**TASK**
Copy every line of the records below word for word, leaving out the pictures.

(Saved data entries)
━━━━━━━━━━━━━━━━━━━━

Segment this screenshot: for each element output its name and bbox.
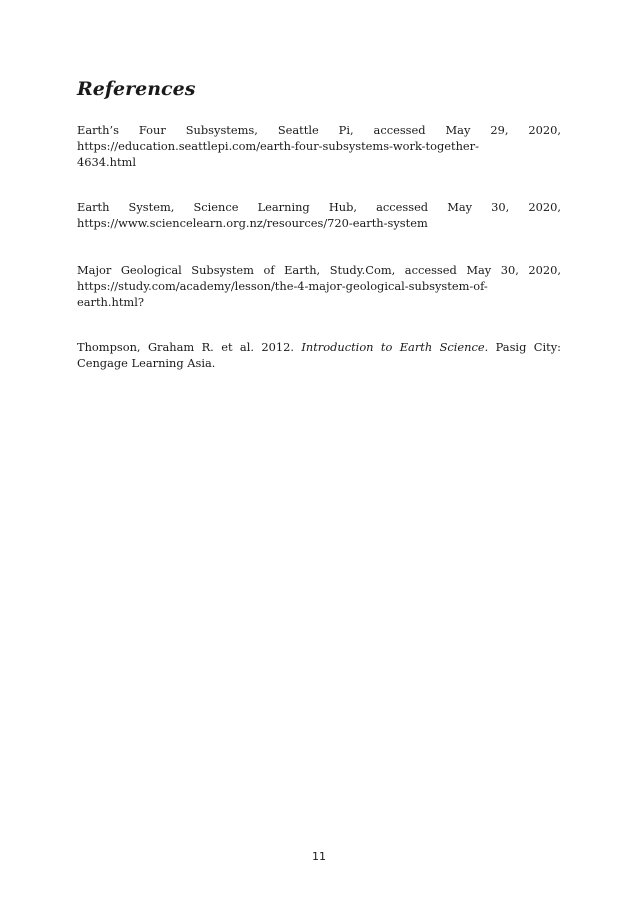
- reference-url-line: https://www.sciencelearn.org.nz/resources/720-earth-system: [77, 216, 428, 230]
- reference-entry: [77, 262, 561, 310]
- reference-url-line: 4634.html: [77, 155, 136, 169]
- reference-authors: Thompson, Graham R. et al. 2012.: [77, 340, 302, 354]
- references-heading: References: [77, 78, 196, 100]
- reference-line: [77, 339, 561, 355]
- reference-publisher-line: Cengage Learning Asia.: [77, 356, 216, 370]
- reference-line: Earth’s Four Subsystems, Seattle Pi, accessed May 29, 2020,: [77, 123, 561, 137]
- book-title: Introduction to Earth Science.: [301, 340, 489, 354]
- page-number: 11: [312, 850, 326, 863]
- reference-line: Major Geological Subsystem of Earth, Study.Com, accessed May 30, 2020,: [77, 263, 561, 277]
- reference-url-line: earth.html?: [77, 295, 144, 309]
- reference-url-line: https://education.seattlepi.com/earth-four-subsystems-work-together-: [77, 139, 479, 153]
- reference-entry: [77, 199, 561, 231]
- reference-entry: [77, 339, 561, 371]
- reference-publisher-place: Pasig City:: [488, 340, 561, 354]
- reference-entry: [77, 122, 561, 170]
- reference-line: Earth System, Science Learning Hub, accessed May 30, 2020,: [77, 200, 561, 214]
- reference-url-line: https://study.com/academy/lesson/the-4-major-geological-subsystem-of-: [77, 279, 488, 293]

━━━━━━━━━━━━━━━━━━━━

**RESULT**
Segment this screenshot: for each element output its name and bbox.
- reference-url-line: https://www.sciencelearn.org.nz/resources/720-earth-system: [77, 216, 428, 230]
- reference-entry: [77, 262, 561, 310]
- reference-url-line: 4634.html: [77, 155, 136, 169]
- reference-authors: Thompson, Graham R. et al. 2012.: [77, 340, 302, 354]
- references-heading: References: [77, 78, 196, 100]
- reference-line: [77, 339, 561, 355]
- reference-publisher-line: Cengage Learning Asia.: [77, 356, 216, 370]
- reference-line: Earth’s Four Subsystems, Seattle Pi, accessed May 29, 2020,: [77, 123, 561, 137]
- book-title: Introduction to Earth Science.: [301, 340, 489, 354]
- page-number: 11: [312, 850, 326, 863]
- reference-line: Major Geological Subsystem of Earth, Study.Com, accessed May 30, 2020,: [77, 263, 561, 277]
- reference-url-line: earth.html?: [77, 295, 144, 309]
- reference-url-line: https://education.seattlepi.com/earth-four-subsystems-work-together-: [77, 139, 479, 153]
- reference-entry: [77, 199, 561, 231]
- reference-entry: [77, 339, 561, 371]
- reference-publisher-place: Pasig City:: [488, 340, 561, 354]
- reference-entry: [77, 122, 561, 170]
- reference-line: Earth System, Science Learning Hub, accessed May 30, 2020,: [77, 200, 561, 214]
- reference-url-line: https://study.com/academy/lesson/the-4-major-geological-subsystem-of-: [77, 279, 488, 293]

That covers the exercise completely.